## EXERCISE DESCRIPTION
Every line that includes the word "amount" is to be listed.

(Stored data entries)
——

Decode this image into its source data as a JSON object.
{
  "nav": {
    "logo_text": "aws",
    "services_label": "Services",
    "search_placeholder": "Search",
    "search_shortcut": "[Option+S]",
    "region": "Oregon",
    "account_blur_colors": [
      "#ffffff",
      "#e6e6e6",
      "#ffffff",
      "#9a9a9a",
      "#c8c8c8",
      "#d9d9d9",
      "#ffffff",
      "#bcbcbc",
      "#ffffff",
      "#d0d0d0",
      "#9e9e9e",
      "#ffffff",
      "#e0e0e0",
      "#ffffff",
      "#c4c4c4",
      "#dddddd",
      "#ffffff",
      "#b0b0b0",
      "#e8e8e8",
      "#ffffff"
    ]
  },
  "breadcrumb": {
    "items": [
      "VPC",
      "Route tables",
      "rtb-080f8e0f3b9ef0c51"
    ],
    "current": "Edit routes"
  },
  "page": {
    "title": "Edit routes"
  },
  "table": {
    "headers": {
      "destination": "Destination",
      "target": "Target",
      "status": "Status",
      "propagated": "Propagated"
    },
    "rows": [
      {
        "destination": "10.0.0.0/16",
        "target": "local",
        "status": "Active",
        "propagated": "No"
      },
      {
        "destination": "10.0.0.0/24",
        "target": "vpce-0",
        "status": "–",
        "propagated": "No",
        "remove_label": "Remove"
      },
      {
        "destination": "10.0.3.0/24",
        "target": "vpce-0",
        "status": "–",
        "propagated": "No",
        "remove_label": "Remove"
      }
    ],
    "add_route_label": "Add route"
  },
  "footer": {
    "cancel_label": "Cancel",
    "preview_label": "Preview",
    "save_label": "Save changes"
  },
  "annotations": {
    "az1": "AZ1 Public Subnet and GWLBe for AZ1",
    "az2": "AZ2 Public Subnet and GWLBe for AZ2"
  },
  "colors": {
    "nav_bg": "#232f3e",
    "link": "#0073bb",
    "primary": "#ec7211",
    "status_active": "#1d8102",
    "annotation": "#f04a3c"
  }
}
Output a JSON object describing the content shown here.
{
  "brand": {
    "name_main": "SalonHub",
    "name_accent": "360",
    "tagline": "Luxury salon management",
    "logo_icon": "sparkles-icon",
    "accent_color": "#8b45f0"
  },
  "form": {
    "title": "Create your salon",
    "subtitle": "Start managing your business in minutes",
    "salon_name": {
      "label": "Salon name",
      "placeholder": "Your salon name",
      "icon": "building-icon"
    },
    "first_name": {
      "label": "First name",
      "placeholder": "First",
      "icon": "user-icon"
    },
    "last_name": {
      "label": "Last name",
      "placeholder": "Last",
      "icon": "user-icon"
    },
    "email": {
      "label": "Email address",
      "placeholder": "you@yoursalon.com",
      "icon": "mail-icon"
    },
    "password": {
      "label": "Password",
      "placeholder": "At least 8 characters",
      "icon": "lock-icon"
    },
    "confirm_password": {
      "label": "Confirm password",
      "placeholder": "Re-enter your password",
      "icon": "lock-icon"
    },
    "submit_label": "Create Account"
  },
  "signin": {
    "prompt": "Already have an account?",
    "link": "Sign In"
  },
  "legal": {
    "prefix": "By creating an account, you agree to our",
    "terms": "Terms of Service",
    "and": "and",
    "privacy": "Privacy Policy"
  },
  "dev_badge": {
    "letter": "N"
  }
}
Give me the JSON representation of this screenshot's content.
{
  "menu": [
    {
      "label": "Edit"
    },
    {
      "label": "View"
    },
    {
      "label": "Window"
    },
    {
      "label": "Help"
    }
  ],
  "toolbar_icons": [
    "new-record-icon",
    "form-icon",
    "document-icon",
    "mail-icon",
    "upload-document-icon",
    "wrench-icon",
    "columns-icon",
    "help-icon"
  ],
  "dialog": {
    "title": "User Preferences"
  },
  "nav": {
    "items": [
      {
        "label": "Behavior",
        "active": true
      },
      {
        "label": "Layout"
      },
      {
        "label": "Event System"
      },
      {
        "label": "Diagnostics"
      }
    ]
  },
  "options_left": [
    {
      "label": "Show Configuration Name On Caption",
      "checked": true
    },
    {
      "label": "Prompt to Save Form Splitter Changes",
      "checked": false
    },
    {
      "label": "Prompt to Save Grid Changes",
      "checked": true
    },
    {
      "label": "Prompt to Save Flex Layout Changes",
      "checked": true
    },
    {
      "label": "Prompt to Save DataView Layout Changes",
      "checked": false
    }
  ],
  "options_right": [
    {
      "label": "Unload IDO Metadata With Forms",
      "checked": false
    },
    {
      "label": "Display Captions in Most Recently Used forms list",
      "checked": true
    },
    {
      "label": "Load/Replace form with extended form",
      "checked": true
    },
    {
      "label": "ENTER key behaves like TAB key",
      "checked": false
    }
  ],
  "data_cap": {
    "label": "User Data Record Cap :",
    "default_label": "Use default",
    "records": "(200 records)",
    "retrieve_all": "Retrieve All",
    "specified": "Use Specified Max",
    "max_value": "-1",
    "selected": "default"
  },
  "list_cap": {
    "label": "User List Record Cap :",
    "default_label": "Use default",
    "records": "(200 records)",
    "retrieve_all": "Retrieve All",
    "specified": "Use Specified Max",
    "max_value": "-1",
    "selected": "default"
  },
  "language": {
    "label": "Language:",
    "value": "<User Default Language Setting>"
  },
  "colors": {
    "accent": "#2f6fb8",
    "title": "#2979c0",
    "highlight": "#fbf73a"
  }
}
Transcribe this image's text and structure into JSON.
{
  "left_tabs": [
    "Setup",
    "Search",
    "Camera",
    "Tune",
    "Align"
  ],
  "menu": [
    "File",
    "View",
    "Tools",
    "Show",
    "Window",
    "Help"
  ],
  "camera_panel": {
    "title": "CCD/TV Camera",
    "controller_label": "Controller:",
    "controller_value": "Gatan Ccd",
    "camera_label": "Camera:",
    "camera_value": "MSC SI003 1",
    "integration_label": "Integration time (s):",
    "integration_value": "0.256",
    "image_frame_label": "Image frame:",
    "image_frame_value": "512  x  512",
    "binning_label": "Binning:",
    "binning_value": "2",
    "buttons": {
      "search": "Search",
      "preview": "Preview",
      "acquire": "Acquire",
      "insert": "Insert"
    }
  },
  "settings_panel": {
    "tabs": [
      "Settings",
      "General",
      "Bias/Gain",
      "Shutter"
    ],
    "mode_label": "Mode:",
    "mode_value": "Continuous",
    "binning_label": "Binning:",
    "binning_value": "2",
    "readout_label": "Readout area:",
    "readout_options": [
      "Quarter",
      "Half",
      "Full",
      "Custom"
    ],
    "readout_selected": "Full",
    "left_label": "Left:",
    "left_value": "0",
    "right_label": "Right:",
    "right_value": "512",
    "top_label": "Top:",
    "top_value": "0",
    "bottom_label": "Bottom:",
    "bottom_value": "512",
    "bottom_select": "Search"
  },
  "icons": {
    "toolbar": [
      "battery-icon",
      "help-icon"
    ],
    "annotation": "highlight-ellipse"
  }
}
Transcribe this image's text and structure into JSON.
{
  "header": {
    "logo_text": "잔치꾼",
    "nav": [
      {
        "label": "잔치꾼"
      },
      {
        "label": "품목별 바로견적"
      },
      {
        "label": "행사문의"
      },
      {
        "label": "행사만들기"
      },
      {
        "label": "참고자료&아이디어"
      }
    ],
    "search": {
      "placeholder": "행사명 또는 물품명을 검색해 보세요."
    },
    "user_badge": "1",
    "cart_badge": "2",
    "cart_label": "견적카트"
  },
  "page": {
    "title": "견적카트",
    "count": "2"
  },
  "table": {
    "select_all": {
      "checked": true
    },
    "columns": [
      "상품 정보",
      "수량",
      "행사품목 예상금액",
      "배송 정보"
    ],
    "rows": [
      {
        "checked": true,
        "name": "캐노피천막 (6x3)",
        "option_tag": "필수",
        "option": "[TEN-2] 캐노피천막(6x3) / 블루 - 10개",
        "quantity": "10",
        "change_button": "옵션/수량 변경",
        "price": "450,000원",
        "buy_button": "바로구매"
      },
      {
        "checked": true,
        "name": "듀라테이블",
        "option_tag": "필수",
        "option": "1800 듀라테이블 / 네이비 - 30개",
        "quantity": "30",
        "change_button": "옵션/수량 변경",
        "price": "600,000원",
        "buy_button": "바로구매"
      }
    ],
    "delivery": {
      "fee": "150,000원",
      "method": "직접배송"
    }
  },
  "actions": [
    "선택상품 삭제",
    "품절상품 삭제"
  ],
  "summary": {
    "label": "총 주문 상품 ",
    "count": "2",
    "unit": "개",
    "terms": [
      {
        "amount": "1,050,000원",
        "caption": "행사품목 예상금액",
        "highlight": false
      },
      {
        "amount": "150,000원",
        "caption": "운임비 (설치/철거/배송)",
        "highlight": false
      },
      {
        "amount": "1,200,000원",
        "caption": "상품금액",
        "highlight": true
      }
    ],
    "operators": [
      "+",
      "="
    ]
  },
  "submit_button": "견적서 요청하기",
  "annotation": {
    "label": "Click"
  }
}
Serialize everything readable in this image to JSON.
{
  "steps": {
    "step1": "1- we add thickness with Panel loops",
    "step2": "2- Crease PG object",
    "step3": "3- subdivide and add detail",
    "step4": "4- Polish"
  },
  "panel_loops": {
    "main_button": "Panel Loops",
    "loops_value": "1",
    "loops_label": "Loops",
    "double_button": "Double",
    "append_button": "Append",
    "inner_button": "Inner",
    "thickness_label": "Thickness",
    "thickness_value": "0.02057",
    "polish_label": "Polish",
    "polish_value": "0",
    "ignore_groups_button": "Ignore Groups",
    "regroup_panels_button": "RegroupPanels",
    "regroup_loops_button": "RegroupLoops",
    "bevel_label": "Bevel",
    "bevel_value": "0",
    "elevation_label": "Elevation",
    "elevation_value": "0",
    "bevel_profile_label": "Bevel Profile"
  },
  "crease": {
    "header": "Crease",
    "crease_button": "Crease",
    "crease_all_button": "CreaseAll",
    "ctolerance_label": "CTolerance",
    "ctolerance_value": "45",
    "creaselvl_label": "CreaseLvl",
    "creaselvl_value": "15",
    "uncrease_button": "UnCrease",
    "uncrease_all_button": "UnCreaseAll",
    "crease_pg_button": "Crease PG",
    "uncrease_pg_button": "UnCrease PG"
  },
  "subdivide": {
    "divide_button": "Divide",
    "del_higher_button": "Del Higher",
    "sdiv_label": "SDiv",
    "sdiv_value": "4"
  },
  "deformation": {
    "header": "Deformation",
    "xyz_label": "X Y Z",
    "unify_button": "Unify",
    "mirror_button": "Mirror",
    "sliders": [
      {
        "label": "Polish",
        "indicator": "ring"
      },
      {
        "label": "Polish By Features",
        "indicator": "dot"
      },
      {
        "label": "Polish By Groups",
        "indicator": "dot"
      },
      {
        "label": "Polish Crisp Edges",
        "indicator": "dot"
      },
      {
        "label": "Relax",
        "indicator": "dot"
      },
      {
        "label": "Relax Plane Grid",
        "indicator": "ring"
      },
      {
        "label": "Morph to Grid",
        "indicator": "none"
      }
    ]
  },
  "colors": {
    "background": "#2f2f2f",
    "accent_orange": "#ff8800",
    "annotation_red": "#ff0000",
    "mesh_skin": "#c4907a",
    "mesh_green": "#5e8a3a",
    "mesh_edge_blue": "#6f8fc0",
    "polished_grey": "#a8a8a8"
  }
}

——

## RESULT
        "amount": "1,050,000원",
        "amount": "150,000원",
        "amount": "1,200,000원",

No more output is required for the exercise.